* Excerpted passage
Content starts
Under a Prop 8 cloud, Sundance unveils its full lineup
Despite threats of potential protests over its Mormon-choked host state's support of Proposition 8, the 2009 Sundance Film Festival will run from January 15th to the 25th, though in case anyone wants to boycott Holiday Village Cinemas—a four-plex run by Cinemark, whose chief executive donated $9,999 to the Yes On 8 cause—the programmers have arranged the schedule so any film that plays there will also have an additional screening in another venue. (Festival heads have suggested that removing the Cinemark venue altogether was not an option, due to the limited alternatives available in tiny Park City.)
Today, the festival finished rolling out its announcement of the entire Sundance line-up, and longtime director Geoff Gilmore claims that the overall tone leans toward more emotional, melodramatic fare, though the 118 features unspooling next month will likely defy any such tiny reduction. A few of the highlights:
• In the Dramatic Competition section, actor John Kracinski (The Office) premieres his long-in-the-works adaptation of the late David Foster Wallace's Brief Interviews With Hideous Men, while former Onion editor-in-chief (and The Wrestler screenwriter) Rob Siegel also makes his directorial debut with Big Fan, starring Patton Oswalt as a New York Giants nut who gets beat up by his favorite player.
• In the Documentary Competition section, big names like Doug Pray (Surfwise, Scratch) and Joe Berlinger (Paradise Lost, Metallica: Some Kind Of Monster) lead the way with films about the advertising world and a tragic case of oil-sploitation in the jungles of Ecuador, respectively.
• The Premieres section brings most of the big stars and established filmmakers to Park City, including new films by Superbad director Greg Mottola (Adventureland), a reteaming of Training Day director Antoine Fuqua and star Ethan Hawke for another cop drama (Brooklyn's Finest), and a star-studded adaptation of Bret Easton Ellis' The Informers.
For the first time ever, The A.V. Club will be sending two writers, Noel Murray and Nathan Rabin, to blog about the festival daily, so look for incisive critiques and surreal celebrity encounters in these virtual pages come January.
Content ends
* Exercise tasks
1. Transcribe the stretch of the Sundance lineup article from "For the first" through "pages come January.".
2. According to the Sundance lineup article, how much did Cinemark's chief executive donate to the Yes On 8 cause?

* Record excerpts
Content starts
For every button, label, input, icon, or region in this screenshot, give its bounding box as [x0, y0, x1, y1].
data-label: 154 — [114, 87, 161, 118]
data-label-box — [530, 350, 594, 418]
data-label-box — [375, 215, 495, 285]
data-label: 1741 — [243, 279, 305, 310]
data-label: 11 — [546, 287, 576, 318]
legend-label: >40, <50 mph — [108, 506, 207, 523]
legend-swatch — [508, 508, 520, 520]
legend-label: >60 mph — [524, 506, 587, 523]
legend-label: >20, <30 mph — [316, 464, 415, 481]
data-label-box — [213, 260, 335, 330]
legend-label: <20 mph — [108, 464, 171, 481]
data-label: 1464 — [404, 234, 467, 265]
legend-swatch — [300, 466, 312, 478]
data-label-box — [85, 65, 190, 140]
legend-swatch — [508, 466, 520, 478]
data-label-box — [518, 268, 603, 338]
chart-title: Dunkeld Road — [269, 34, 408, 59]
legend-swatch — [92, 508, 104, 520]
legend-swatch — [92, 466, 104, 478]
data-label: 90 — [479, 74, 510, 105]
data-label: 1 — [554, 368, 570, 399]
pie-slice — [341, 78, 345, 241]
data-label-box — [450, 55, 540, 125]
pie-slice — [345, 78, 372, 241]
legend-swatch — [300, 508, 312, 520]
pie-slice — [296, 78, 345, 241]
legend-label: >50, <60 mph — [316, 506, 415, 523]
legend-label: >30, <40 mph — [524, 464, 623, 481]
Content ends
* Responses in order
1.
For the first time ever, The A.V. Club will be sending two writers, Noel Murray and Nathan Rabin, to blog about the festival daily, so look for incisive critiques and surreal celebrity encounters in these virtual pages come January.

2. $9,999